### DIRECTIONS FOR THIS TASK
Pull every line that holds the word "recovery" from the entries.

Records from a collection of figures:

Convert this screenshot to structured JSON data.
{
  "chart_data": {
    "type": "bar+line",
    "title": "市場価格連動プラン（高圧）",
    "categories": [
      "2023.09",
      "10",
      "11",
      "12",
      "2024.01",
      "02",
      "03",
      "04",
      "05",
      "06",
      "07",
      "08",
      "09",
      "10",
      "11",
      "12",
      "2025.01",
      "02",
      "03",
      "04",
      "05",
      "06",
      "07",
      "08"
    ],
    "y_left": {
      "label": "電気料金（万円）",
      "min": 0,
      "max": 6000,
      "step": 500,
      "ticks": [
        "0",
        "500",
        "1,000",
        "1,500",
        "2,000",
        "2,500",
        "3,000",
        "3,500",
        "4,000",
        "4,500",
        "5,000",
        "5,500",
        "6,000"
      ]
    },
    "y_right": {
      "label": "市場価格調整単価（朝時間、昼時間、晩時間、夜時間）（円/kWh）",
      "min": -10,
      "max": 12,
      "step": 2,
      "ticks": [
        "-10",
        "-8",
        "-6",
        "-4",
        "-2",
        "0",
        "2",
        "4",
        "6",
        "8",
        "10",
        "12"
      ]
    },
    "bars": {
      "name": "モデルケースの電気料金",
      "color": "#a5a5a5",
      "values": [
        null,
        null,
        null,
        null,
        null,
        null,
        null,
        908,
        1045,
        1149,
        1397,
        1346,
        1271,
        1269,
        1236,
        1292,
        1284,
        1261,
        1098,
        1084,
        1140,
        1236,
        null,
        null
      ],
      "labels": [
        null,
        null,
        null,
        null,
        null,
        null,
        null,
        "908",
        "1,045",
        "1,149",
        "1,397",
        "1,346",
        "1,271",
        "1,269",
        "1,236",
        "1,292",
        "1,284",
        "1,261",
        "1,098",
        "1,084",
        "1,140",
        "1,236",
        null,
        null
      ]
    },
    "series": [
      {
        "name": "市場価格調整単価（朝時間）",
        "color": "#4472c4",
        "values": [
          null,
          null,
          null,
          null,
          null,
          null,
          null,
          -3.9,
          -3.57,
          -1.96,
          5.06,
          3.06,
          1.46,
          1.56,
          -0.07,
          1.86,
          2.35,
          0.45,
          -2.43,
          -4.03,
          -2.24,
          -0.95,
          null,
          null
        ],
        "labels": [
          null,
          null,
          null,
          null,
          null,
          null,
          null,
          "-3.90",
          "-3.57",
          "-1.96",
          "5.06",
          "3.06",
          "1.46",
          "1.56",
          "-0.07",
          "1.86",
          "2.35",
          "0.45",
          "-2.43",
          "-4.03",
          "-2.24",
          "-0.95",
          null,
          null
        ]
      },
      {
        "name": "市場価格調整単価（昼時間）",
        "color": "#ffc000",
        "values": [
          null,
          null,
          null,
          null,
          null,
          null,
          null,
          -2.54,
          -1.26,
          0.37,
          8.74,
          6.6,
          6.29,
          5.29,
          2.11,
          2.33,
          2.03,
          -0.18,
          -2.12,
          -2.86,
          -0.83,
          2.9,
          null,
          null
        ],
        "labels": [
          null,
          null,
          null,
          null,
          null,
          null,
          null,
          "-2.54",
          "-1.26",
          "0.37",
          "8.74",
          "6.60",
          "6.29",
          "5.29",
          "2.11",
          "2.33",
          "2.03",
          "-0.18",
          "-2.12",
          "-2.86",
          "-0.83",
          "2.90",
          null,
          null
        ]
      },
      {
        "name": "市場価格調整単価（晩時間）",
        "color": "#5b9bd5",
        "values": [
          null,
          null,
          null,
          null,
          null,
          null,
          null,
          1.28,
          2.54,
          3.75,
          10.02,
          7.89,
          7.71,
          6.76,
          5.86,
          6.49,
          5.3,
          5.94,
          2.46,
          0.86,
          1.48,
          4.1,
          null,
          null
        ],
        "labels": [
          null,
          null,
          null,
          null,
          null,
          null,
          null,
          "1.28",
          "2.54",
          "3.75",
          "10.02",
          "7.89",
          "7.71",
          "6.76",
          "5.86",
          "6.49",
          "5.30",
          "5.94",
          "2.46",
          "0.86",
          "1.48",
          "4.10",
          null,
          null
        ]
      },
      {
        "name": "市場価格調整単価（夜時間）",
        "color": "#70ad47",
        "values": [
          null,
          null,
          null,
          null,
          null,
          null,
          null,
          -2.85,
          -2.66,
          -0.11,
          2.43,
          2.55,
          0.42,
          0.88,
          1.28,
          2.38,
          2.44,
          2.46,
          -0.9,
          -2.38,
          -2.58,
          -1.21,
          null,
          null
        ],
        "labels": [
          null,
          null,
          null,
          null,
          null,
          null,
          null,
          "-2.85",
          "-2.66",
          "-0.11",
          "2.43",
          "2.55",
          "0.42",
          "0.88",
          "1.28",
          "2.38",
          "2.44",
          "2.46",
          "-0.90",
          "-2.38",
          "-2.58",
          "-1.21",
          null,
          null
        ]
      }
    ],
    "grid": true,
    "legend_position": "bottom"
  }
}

* * *

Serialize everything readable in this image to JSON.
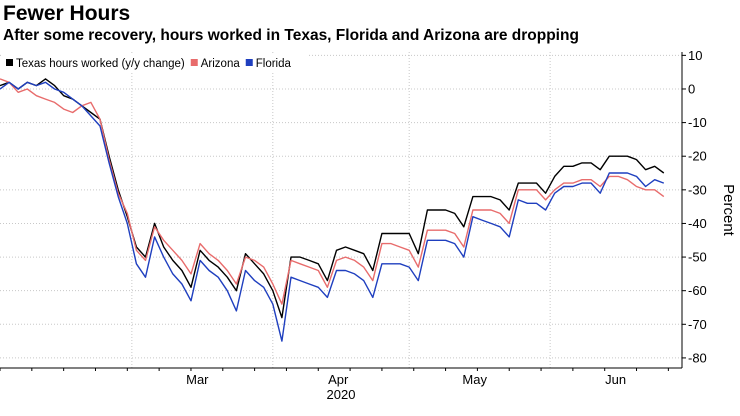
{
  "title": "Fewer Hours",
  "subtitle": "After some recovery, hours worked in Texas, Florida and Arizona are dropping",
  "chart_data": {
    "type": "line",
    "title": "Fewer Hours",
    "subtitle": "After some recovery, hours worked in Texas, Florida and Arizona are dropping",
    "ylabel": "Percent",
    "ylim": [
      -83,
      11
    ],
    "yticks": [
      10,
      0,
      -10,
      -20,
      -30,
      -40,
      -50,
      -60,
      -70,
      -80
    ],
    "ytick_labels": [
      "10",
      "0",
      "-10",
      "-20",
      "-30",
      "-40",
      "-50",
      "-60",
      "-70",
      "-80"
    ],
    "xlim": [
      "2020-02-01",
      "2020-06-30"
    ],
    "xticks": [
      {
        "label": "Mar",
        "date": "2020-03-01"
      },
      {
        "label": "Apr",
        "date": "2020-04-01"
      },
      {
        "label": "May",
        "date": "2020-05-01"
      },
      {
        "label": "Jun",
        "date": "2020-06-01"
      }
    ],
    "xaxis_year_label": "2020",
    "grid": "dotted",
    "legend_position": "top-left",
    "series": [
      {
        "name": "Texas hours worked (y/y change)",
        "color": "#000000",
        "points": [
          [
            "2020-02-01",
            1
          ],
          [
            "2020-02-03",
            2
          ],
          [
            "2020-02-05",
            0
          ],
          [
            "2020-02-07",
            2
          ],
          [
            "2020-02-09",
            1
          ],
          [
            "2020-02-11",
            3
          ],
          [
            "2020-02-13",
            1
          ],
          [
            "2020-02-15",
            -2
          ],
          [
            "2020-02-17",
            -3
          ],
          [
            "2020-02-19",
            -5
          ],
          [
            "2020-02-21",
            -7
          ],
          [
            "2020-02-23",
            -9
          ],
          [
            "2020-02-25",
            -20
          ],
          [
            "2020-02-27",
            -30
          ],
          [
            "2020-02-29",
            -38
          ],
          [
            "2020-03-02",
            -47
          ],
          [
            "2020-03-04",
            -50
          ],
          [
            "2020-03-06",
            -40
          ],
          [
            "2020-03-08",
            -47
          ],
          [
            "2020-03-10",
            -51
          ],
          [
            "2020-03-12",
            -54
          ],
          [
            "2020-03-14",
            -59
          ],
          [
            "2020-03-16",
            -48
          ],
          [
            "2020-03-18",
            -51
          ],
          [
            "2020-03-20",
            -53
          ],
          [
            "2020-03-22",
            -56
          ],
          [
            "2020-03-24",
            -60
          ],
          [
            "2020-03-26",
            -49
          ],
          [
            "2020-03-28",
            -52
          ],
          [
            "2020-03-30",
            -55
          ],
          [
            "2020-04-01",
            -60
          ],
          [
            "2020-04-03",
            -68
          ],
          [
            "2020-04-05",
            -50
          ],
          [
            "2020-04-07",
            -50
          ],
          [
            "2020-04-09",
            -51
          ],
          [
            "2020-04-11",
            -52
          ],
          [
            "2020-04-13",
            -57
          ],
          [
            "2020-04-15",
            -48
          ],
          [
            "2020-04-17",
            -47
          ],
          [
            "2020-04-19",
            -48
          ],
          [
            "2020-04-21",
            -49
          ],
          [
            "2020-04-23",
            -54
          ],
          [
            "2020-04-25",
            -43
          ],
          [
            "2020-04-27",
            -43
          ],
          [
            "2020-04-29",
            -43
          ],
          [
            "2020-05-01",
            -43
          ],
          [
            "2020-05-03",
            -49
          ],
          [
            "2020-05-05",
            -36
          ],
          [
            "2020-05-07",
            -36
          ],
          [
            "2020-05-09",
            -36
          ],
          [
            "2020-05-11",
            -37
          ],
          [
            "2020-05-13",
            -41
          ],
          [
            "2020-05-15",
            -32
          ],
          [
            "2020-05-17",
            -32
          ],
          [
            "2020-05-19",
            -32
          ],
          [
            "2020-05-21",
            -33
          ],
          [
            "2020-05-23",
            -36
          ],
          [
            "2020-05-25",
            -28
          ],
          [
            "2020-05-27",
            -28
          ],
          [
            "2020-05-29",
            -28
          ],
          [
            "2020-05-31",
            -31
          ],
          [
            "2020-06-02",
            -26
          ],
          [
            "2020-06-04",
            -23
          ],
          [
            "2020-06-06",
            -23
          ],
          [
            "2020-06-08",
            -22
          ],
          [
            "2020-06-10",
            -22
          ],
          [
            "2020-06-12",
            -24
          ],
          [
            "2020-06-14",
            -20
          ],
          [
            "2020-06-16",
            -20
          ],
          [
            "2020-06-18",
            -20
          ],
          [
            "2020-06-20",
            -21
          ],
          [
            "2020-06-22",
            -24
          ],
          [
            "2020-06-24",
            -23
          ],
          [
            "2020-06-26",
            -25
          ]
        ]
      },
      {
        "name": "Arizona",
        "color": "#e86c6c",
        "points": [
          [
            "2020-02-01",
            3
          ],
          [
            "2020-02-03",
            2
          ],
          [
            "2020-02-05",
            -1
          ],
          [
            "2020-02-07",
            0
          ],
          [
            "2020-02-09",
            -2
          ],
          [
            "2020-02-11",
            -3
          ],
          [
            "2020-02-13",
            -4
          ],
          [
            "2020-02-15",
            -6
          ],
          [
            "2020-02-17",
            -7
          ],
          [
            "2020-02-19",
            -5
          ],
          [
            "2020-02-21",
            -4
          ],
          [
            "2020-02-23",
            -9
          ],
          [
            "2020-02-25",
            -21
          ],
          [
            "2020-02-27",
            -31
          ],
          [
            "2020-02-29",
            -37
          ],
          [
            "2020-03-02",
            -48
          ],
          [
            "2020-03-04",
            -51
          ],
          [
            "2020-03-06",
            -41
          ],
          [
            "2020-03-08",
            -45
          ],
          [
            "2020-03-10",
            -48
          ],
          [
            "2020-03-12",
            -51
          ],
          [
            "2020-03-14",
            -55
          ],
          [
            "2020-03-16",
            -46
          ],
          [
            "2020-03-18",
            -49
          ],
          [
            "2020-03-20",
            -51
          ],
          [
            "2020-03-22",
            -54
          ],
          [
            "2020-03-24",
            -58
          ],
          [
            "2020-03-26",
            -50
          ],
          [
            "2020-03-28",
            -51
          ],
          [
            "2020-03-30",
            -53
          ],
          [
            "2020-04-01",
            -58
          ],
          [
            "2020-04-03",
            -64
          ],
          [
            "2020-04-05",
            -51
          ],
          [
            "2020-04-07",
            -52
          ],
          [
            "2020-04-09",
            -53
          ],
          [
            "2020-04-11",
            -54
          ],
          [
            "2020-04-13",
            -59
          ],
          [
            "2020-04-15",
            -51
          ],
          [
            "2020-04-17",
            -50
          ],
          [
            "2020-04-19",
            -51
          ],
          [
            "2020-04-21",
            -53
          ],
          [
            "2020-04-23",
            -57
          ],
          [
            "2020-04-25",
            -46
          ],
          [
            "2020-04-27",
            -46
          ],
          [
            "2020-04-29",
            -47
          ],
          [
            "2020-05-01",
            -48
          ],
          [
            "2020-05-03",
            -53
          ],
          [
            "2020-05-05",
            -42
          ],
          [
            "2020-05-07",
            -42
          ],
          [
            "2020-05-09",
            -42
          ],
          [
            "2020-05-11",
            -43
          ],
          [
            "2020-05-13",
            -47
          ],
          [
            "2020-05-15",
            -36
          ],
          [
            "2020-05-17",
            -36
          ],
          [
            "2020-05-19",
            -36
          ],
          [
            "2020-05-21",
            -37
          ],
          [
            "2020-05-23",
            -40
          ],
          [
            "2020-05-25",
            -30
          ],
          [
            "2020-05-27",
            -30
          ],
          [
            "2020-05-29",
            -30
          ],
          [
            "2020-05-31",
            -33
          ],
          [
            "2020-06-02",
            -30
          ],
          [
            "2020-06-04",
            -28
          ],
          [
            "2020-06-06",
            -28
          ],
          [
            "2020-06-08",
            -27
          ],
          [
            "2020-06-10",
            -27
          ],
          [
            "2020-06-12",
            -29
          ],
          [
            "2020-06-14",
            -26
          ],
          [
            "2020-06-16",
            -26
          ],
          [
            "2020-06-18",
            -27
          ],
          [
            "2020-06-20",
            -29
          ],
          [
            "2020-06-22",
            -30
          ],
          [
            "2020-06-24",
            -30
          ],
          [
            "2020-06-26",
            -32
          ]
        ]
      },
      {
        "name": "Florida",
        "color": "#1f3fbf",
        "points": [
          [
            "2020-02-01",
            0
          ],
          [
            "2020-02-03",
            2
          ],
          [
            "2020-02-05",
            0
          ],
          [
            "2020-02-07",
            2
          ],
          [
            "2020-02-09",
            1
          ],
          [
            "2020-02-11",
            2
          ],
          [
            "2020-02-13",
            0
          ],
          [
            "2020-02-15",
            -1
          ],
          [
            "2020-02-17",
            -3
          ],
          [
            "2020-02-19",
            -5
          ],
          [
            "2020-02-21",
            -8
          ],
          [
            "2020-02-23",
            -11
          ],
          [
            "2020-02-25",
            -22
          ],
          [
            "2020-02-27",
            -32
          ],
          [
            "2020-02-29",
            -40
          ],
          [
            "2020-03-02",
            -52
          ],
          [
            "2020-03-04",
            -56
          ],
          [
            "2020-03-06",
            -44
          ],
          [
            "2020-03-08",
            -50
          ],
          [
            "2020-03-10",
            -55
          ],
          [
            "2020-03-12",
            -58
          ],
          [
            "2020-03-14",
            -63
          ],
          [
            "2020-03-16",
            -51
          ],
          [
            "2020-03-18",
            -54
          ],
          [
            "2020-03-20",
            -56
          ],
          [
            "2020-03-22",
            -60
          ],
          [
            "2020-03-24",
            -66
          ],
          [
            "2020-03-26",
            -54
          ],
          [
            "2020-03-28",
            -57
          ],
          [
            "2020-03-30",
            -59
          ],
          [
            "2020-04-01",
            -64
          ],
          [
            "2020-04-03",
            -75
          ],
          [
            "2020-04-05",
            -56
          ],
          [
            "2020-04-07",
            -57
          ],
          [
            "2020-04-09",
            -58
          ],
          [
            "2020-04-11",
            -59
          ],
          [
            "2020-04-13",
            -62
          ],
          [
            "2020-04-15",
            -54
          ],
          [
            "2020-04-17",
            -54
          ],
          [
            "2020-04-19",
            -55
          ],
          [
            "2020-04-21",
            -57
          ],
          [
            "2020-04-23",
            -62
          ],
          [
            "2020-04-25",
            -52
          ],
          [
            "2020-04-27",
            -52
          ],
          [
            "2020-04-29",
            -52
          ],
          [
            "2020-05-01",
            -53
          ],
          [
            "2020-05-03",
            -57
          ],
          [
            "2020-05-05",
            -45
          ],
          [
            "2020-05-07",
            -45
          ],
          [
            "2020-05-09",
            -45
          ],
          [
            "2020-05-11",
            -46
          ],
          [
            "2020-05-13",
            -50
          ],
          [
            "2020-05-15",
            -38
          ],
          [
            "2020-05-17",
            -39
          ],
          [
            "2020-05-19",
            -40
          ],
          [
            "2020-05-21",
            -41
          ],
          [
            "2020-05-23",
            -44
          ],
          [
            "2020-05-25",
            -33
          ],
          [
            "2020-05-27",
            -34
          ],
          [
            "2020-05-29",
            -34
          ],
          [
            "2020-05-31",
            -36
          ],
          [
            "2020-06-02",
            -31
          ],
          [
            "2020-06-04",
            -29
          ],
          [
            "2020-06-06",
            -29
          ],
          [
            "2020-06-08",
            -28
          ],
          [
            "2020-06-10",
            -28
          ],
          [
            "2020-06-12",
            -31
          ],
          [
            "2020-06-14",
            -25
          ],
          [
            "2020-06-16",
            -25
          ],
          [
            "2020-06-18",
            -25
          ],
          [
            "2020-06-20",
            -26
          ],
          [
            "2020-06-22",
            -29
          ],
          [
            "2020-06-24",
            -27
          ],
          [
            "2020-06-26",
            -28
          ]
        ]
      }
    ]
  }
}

### COMPLETE OUTPUT
  "subtitle": "After some recovery, hours worked in Texas, Florida and Arizona are dropping",
    "subtitle": "After some recovery, hours worked in Texas, Florida and Arizona are dropping",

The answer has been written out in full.